--- Directions ---
Hunt for the word "Bloomberg" across the entries below, copying each line that holds it.

--- Entries ---

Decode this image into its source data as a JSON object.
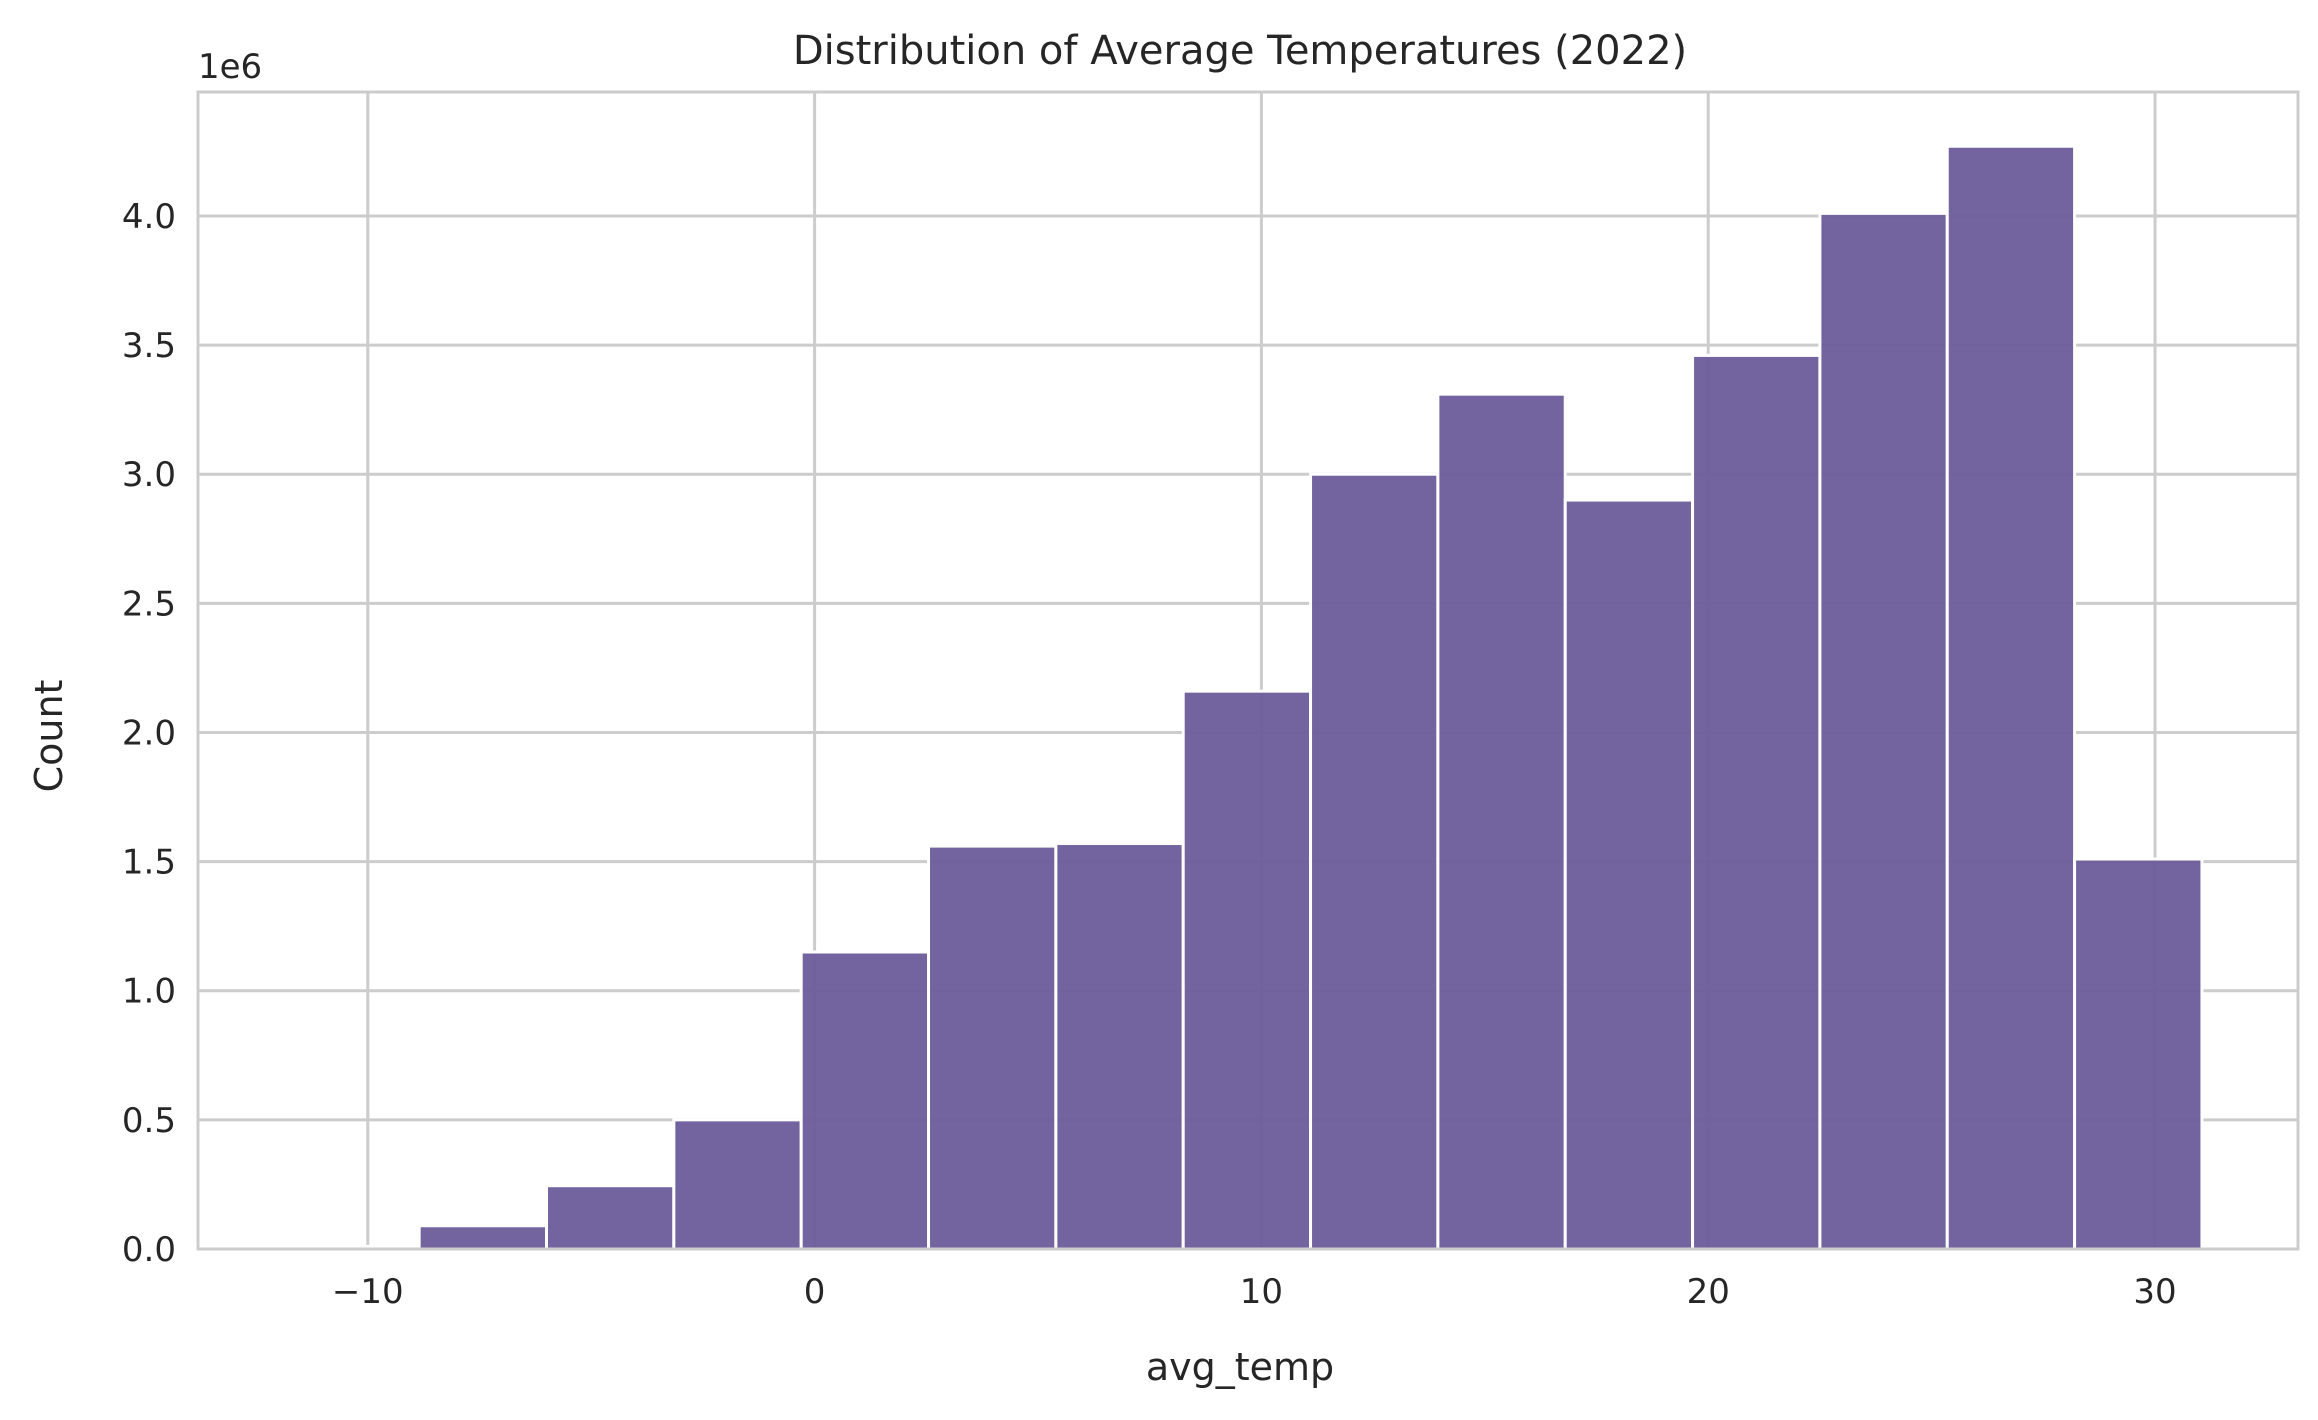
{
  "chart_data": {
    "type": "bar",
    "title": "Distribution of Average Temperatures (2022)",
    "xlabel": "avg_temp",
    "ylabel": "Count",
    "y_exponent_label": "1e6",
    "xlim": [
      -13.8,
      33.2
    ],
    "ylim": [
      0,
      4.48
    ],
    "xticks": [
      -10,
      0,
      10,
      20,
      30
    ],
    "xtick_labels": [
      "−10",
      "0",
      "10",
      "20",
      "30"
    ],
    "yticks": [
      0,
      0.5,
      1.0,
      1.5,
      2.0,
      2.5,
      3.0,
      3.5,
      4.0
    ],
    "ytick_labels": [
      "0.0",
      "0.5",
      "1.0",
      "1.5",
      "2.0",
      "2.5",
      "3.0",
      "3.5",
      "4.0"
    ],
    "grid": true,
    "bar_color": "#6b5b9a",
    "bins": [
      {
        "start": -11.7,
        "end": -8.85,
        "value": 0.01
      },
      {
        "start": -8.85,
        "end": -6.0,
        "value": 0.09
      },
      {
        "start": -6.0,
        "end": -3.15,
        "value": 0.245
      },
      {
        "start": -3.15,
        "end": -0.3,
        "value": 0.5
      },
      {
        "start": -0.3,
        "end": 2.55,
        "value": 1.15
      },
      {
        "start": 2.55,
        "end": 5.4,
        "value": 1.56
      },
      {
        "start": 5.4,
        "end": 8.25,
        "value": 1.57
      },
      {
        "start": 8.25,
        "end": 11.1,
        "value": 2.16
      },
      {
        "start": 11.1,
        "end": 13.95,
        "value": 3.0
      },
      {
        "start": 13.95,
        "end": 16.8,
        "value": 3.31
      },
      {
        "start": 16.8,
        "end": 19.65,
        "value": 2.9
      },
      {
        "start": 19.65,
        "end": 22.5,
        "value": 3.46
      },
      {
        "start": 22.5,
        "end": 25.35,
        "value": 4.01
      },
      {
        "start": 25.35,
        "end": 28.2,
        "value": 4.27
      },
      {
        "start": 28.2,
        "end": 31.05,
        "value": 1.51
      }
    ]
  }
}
* * *
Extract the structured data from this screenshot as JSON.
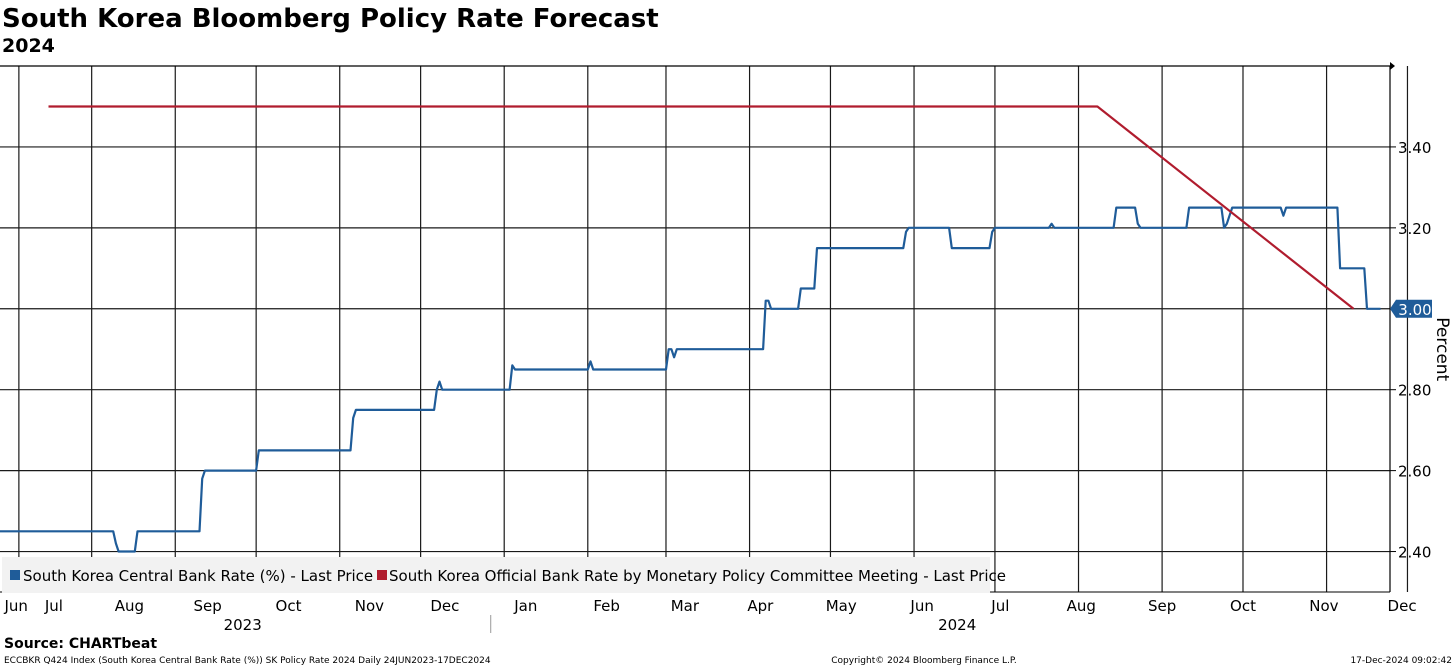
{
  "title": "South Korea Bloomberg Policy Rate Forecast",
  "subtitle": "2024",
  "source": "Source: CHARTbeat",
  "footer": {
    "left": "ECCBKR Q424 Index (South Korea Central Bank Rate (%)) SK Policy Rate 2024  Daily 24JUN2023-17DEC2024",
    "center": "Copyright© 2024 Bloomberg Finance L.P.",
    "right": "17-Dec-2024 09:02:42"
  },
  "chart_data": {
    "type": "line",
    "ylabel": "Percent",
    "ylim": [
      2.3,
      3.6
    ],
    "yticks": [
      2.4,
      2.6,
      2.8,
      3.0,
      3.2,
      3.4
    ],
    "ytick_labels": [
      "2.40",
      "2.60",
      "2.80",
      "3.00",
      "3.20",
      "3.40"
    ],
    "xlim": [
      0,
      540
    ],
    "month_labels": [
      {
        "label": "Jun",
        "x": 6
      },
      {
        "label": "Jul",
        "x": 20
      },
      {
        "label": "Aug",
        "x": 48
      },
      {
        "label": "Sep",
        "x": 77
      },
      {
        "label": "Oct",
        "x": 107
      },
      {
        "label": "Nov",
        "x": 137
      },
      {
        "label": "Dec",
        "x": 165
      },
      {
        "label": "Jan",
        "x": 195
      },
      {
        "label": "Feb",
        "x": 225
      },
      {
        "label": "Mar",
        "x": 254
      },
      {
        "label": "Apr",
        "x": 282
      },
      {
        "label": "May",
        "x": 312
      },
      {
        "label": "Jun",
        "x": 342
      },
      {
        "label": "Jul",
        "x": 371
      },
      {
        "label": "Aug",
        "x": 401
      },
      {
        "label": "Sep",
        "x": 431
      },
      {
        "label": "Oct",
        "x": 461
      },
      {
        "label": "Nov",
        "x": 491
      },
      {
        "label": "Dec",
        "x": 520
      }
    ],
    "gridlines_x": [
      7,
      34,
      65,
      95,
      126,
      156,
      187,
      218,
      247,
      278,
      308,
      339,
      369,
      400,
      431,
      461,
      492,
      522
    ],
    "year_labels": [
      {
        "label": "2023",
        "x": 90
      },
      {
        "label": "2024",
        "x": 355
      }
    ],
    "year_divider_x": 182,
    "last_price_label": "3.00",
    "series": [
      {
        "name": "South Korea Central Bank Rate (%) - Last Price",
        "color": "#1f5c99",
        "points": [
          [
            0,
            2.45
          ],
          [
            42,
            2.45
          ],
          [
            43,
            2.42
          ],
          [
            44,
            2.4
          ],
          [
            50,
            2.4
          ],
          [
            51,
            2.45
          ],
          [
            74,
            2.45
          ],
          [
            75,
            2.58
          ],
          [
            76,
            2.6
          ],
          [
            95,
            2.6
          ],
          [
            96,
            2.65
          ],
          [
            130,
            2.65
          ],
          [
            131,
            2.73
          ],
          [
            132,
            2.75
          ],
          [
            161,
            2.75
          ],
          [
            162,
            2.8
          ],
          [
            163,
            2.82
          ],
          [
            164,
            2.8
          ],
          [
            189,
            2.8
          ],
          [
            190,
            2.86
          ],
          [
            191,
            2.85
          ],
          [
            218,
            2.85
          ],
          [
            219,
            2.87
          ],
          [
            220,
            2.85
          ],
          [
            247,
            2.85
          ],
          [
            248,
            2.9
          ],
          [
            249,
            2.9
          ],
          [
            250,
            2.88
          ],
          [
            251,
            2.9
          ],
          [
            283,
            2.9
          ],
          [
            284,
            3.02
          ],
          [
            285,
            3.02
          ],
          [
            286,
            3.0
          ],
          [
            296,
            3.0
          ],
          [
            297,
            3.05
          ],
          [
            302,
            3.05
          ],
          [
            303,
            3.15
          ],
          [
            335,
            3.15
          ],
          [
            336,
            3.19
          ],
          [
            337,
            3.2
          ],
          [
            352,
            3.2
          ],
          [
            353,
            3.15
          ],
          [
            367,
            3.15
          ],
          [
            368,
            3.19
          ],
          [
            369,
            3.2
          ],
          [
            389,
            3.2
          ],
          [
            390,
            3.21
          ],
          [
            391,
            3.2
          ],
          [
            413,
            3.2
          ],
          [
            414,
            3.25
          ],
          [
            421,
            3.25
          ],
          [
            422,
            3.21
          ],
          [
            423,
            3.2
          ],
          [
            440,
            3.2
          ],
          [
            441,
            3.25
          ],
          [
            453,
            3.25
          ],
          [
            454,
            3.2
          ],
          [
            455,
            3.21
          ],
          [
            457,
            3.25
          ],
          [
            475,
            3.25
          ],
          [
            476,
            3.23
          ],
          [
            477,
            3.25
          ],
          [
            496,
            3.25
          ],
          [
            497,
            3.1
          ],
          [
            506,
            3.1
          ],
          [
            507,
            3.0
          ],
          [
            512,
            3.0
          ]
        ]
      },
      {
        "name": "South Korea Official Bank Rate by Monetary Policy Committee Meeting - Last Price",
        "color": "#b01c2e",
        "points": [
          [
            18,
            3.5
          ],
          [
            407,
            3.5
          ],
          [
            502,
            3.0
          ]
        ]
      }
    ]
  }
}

--- Correct response ---
  "title": "South Korea Bloomberg Policy Rate Forecast",
    "center": "Copyright© 2024 Bloomberg Finance L.P.",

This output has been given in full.